Copy out the entries in full and with complete accuracy; pictures are excluded.
#### INPUT
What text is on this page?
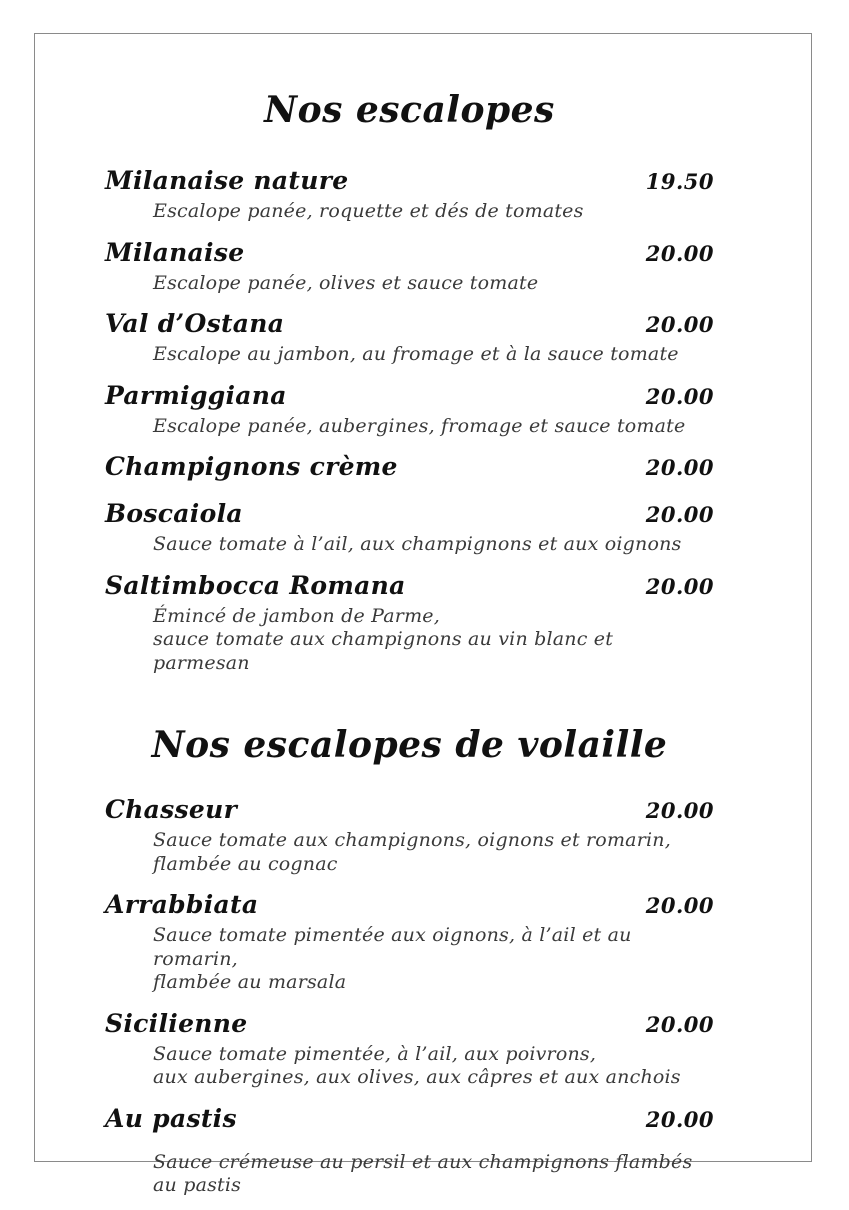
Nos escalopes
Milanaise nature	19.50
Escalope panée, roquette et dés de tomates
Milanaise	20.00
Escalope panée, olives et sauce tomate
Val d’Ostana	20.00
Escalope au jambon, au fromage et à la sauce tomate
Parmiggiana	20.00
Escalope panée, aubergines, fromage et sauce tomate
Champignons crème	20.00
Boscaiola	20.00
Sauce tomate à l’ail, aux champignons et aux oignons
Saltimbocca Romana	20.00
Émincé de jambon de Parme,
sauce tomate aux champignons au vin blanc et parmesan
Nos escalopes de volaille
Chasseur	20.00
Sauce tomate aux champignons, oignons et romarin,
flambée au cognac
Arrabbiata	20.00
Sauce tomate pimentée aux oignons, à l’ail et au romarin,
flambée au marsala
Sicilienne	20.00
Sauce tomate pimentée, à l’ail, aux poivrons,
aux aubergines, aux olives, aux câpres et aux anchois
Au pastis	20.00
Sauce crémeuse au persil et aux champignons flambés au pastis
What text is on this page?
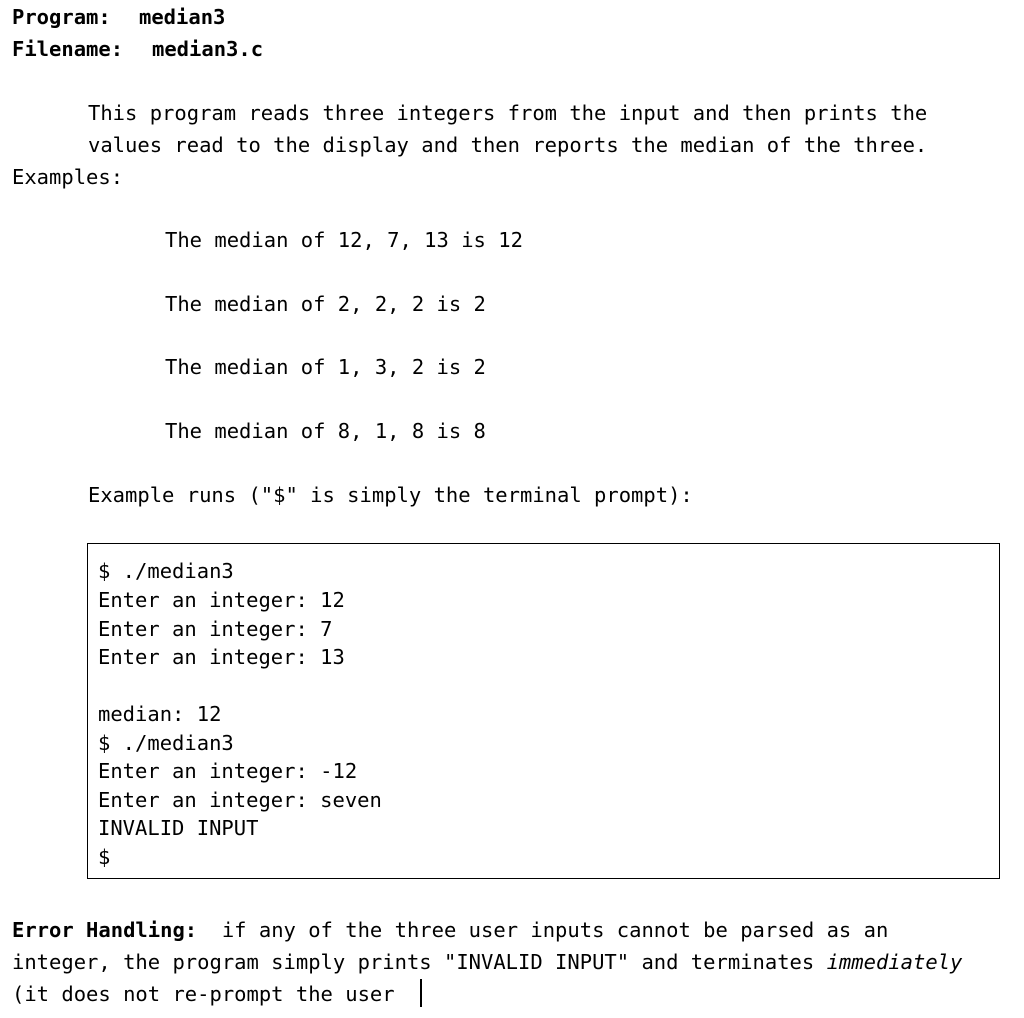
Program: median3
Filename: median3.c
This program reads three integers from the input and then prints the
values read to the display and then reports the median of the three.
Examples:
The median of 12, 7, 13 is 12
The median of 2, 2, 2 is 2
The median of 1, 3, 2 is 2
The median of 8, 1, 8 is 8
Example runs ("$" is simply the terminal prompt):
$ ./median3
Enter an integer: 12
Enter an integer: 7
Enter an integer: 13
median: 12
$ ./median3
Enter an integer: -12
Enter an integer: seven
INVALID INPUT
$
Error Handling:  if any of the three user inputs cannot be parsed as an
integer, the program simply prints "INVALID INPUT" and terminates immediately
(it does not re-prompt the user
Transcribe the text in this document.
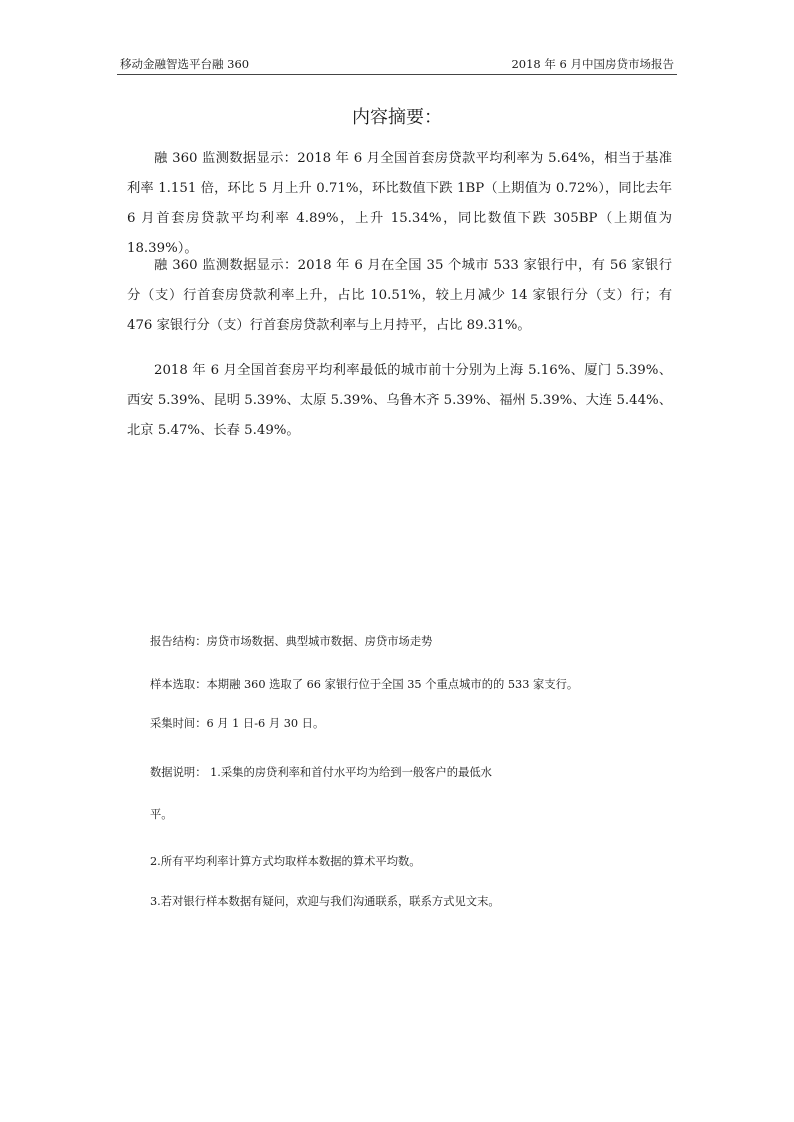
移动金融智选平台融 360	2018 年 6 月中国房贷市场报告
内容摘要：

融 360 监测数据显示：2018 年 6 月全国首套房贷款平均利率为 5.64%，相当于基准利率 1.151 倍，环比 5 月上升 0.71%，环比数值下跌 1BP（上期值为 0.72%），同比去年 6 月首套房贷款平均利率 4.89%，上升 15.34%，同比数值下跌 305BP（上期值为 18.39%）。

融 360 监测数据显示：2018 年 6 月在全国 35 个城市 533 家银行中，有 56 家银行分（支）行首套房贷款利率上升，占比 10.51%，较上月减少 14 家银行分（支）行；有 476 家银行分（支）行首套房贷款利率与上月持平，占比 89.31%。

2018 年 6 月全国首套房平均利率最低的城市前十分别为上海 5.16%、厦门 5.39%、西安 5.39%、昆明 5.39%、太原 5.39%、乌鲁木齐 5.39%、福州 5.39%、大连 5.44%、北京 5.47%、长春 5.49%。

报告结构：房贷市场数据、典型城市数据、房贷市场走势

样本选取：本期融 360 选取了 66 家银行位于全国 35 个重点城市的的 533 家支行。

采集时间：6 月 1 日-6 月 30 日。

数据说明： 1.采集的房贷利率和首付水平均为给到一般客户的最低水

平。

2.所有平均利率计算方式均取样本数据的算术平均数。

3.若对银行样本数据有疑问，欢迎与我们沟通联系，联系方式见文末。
########
→ TASK ANSWER
What text is on this page?
Nos escalopes
Milanaise nature	19.50
Escalope panée, roquette et dés de tomates
Milanaise	20.00
Escalope panée, olives et sauce tomate
Val d’Ostana	20.00
Escalope au jambon, au fromage et à la sauce tomate
Parmiggiana	20.00
Escalope panée, aubergines, fromage et sauce tomate
Champignons crème	20.00
Boscaiola	20.00
Sauce tomate à l’ail, aux champignons et aux oignons
Saltimbocca Romana	20.00
Émincé de jambon de Parme,
sauce tomate aux champignons au vin blanc et parmesan
Nos escalopes de volaille
Chasseur	20.00
Sauce tomate aux champignons, oignons et romarin,
flambée au cognac
Arrabbiata	20.00
Sauce tomate pimentée aux oignons, à l’ail et au romarin,
flambée au marsala
Sicilienne	20.00
Sauce tomate pimentée, à l’ail, aux poivrons,
aux aubergines, aux olives, aux câpres et aux anchois
Au pastis	20.00
Sauce crémeuse au persil et aux champignons flambés au pastis
What text is on this page?
Program: median3
Filename: median3.c
This program reads three integers from the input and then prints the
values read to the display and then reports the median of the three.
Examples:
The median of 12, 7, 13 is 12
The median of 2, 2, 2 is 2
The median of 1, 3, 2 is 2
The median of 8, 1, 8 is 8
Example runs ("$" is simply the terminal prompt):
$ ./median3
Enter an integer: 12
Enter an integer: 7
Enter an integer: 13
median: 12
$ ./median3
Enter an integer: -12
Enter an integer: seven
INVALID INPUT
$
Error Handling:  if any of the three user inputs cannot be parsed as an
integer, the program simply prints "INVALID INPUT" and terminates immediately
(it does not re-prompt the user
Transcribe the text in this document.
移动金融智选平台融 360	2018 年 6 月中国房贷市场报告
内容摘要：

融 360 监测数据显示：2018 年 6 月全国首套房贷款平均利率为 5.64%，相当于基准利率 1.151 倍，环比 5 月上升 0.71%，环比数值下跌 1BP（上期值为 0.72%），同比去年 6 月首套房贷款平均利率 4.89%，上升 15.34%，同比数值下跌 305BP（上期值为 18.39%）。

融 360 监测数据显示：2018 年 6 月在全国 35 个城市 533 家银行中，有 56 家银行分（支）行首套房贷款利率上升，占比 10.51%，较上月减少 14 家银行分（支）行；有 476 家银行分（支）行首套房贷款利率与上月持平，占比 89.31%。

2018 年 6 月全国首套房平均利率最低的城市前十分别为上海 5.16%、厦门 5.39%、西安 5.39%、昆明 5.39%、太原 5.39%、乌鲁木齐 5.39%、福州 5.39%、大连 5.44%、北京 5.47%、长春 5.49%。

报告结构：房贷市场数据、典型城市数据、房贷市场走势

样本选取：本期融 360 选取了 66 家银行位于全国 35 个重点城市的的 533 家支行。

采集时间：6 月 1 日-6 月 30 日。

数据说明： 1.采集的房贷利率和首付水平均为给到一般客户的最低水

平。

2.所有平均利率计算方式均取样本数据的算术平均数。

3.若对银行样本数据有疑问，欢迎与我们沟通联系，联系方式见文末。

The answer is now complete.